* [Exercise directions]: Copy every line of the following data that includes the string "三个代表".

* [Exercise materials]:

%%

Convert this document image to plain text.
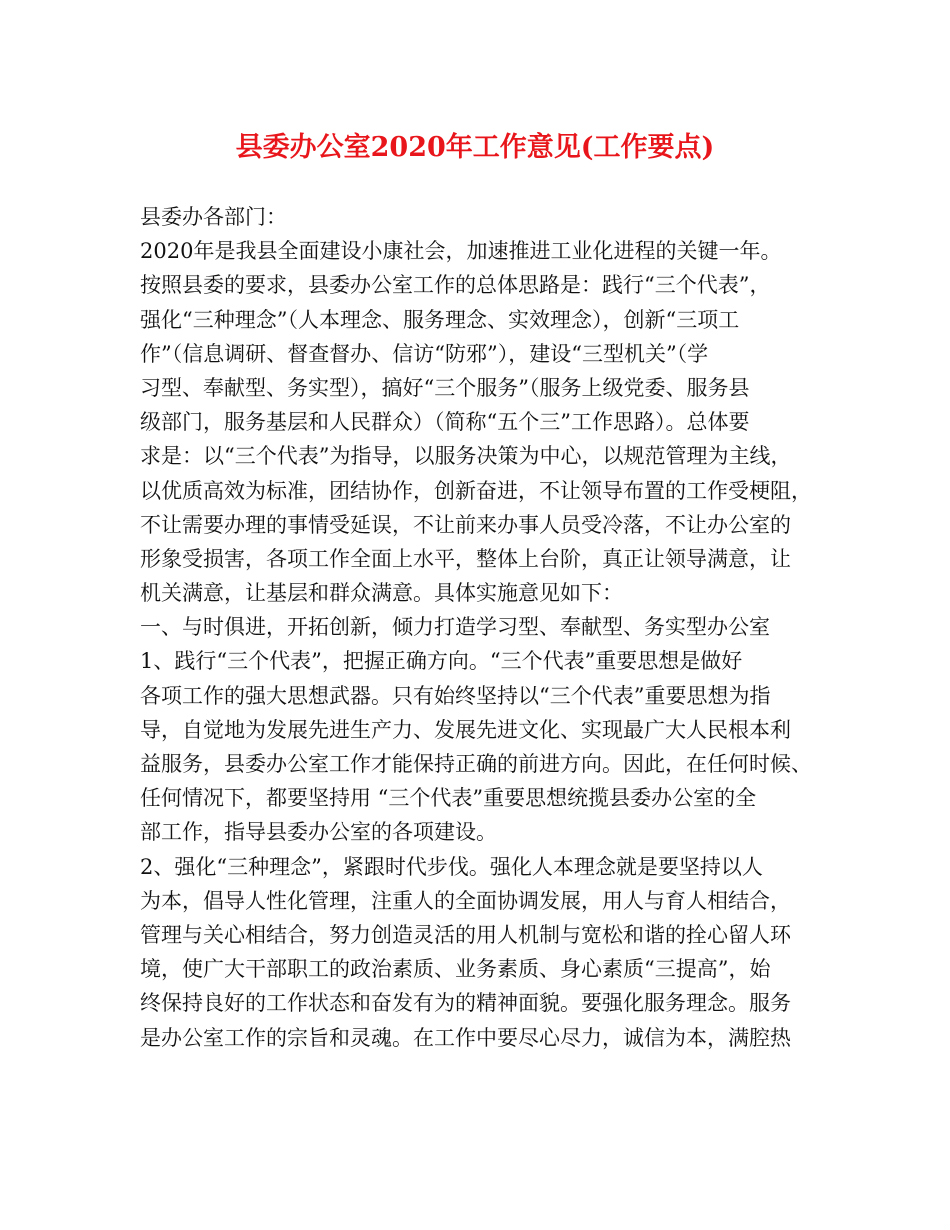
县委办公室2020年工作意见(工作要点)
县委办各部门：
2020年是我县全面建设小康社会，加速推进工业化进程的关键一年。
按照县委的要求，县委办公室工作的总体思路是：践行“三个代表”，
强化“三种理念”（人本理念、服务理念、实效理念），创新“三项工
作”（信息调研、督查督办、信访“防邪”），建设“三型机关”（学
习型、奉献型、务实型），搞好“三个服务”（服务上级党委、服务县
级部门，服务基层和人民群众）（简称“五个三”工作思路）。总体要
求是：以“三个代表”为指导，以服务决策为中心，以规范管理为主线，
以优质高效为标准，团结协作，创新奋进，不让领导布置的工作受梗阻，
不让需要办理的事情受延误，不让前来办事人员受冷落，不让办公室的
形象受损害，各项工作全面上水平，整体上台阶，真正让领导满意，让
机关满意，让基层和群众满意。具体实施意见如下：
一、与时俱进，开拓创新，倾力打造学习型、奉献型、务实型办公室
1、践行“三个代表”，把握正确方向。“三个代表”重要思想是做好
各项工作的强大思想武器。只有始终坚持以“三个代表”重要思想为指
导，自觉地为发展先进生产力、发展先进文化、实现最广大人民根本利
益服务，县委办公室工作才能保持正确的前进方向。因此，在任何时候、
任何情况下，都要坚持用 “三个代表”重要思想统揽县委办公室的全
部工作，指导县委办公室的各项建设。
2、强化“三种理念”，紧跟时代步伐。强化人本理念就是要坚持以人
为本，倡导人性化管理，注重人的全面协调发展，用人与育人相结合，
管理与关心相结合，努力创造灵活的用人机制与宽松和谐的拴心留人环
境，使广大干部职工的政治素质、业务素质、身心素质“三提高”，始
终保持良好的工作状态和奋发有为的精神面貌。要强化服务理念。服务
是办公室工作的宗旨和灵魂。在工作中要尽心尽力，诚信为本，满腔热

%%

* [Solution for this problem]:
按照县委的要求，县委办公室工作的总体思路是：践行“三个代表”，
求是：以“三个代表”为指导，以服务决策为中心，以规范管理为主线，
1、践行“三个代表”，把握正确方向。“三个代表”重要思想是做好
各项工作的强大思想武器。只有始终坚持以“三个代表”重要思想为指
任何情况下，都要坚持用 “三个代表”重要思想统揽县委办公室的全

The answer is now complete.